* [Work to be completed]: Copy out all lines that carry the word "Chuyện".

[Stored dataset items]
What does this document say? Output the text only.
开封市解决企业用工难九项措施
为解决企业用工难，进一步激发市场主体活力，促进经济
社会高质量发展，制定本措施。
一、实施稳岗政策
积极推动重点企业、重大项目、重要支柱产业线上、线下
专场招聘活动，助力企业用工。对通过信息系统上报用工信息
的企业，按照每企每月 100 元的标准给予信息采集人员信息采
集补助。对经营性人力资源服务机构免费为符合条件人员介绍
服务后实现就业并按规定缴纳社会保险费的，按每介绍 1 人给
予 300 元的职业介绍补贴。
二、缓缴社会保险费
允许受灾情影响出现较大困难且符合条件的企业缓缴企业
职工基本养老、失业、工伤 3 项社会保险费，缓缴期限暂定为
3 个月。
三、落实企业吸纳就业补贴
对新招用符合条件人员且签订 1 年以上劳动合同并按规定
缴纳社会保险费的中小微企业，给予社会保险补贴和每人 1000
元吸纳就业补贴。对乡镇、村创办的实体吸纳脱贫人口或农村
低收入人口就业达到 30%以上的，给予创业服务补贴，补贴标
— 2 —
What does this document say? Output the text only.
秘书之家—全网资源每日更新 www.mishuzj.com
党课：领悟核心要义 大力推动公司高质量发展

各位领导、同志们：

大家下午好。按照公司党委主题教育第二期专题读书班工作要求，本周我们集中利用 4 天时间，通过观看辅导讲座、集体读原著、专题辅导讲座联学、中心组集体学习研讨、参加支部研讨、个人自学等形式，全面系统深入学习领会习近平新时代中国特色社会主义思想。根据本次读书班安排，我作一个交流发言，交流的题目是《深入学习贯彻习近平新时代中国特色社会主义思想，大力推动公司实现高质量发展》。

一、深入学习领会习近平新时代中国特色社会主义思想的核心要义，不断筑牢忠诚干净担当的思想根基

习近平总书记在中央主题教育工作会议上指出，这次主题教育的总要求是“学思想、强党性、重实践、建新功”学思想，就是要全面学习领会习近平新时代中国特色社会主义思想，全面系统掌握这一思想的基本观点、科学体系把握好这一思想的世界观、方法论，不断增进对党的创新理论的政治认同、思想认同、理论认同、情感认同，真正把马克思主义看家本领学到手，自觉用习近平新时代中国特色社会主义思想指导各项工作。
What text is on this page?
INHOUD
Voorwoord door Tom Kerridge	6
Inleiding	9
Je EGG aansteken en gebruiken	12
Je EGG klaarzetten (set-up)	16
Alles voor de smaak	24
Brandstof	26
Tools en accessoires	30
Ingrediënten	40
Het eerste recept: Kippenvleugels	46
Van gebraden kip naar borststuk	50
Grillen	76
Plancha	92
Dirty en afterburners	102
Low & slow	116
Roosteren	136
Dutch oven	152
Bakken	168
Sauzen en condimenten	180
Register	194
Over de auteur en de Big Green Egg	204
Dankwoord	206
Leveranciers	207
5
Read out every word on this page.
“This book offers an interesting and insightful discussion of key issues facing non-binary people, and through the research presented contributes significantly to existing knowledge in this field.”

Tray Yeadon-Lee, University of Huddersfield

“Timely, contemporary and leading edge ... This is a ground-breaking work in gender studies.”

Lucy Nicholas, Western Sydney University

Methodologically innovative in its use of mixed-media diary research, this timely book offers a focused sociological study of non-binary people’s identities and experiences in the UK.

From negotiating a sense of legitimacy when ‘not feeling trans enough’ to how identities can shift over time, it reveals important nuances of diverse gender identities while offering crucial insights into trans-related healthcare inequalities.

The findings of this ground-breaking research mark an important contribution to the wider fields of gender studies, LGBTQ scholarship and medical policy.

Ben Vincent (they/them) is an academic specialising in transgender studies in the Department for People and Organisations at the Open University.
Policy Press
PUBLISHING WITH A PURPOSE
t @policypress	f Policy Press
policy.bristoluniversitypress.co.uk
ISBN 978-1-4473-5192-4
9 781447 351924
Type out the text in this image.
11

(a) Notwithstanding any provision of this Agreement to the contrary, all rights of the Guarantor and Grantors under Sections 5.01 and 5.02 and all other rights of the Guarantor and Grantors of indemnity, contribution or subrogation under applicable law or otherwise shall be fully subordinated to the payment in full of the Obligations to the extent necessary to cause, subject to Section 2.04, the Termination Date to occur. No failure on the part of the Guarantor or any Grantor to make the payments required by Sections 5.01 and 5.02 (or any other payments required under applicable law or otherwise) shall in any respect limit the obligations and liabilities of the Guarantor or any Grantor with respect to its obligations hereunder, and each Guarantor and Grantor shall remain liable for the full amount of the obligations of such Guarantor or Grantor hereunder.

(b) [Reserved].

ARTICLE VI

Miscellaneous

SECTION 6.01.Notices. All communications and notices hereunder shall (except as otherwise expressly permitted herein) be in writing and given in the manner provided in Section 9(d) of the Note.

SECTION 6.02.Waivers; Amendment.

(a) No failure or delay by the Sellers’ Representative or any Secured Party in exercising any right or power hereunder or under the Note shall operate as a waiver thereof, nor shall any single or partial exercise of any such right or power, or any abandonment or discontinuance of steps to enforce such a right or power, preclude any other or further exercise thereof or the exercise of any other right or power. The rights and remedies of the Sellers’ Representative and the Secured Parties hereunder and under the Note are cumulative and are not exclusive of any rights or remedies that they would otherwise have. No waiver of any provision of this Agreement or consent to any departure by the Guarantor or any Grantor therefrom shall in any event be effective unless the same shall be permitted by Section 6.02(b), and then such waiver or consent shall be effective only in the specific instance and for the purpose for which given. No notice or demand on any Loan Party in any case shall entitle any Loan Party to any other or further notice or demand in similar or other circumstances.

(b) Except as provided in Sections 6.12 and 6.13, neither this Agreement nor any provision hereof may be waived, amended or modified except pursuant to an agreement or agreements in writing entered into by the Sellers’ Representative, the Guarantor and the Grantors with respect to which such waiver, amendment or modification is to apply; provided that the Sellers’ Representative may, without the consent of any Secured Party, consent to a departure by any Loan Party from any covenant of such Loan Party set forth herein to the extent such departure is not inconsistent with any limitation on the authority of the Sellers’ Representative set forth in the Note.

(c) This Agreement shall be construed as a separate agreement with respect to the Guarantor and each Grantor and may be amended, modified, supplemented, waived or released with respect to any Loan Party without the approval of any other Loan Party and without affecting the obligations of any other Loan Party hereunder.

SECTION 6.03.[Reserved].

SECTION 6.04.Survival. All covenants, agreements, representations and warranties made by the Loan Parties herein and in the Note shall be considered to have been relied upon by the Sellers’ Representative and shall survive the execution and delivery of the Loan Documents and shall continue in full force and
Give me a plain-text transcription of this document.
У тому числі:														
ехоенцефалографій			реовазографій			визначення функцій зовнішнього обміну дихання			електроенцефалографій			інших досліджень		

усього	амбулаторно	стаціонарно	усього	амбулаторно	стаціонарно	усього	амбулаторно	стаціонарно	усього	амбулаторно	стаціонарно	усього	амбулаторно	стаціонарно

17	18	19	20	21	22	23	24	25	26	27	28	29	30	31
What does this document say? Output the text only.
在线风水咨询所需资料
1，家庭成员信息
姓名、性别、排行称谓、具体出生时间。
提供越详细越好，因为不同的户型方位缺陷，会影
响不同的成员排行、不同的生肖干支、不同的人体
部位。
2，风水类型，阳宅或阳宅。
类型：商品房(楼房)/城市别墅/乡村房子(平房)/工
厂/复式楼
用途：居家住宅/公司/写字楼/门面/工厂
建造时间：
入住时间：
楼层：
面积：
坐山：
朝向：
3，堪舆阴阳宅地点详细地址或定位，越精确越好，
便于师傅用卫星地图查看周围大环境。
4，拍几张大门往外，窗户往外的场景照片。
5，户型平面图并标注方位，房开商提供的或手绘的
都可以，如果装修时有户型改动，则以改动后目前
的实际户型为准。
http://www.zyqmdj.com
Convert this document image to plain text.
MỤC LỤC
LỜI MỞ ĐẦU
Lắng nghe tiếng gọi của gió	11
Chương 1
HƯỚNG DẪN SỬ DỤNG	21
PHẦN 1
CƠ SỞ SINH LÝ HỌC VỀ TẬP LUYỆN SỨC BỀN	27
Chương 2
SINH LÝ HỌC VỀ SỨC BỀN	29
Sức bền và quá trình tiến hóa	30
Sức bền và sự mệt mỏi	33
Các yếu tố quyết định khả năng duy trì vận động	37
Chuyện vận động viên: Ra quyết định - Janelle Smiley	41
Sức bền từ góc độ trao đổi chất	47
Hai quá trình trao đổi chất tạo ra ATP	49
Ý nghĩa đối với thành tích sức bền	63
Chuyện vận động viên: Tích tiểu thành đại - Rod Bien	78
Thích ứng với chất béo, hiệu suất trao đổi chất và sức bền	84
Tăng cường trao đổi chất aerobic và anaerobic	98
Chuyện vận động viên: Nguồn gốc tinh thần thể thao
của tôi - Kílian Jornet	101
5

* [Response to the exercise]:
Chuyện vận động viên: Ra quyết định - Janelle Smiley	41
Chuyện vận động viên: Tích tiểu thành đại - Rod Bien	78
Chuyện vận động viên: Nguồn gốc tinh thần thể thao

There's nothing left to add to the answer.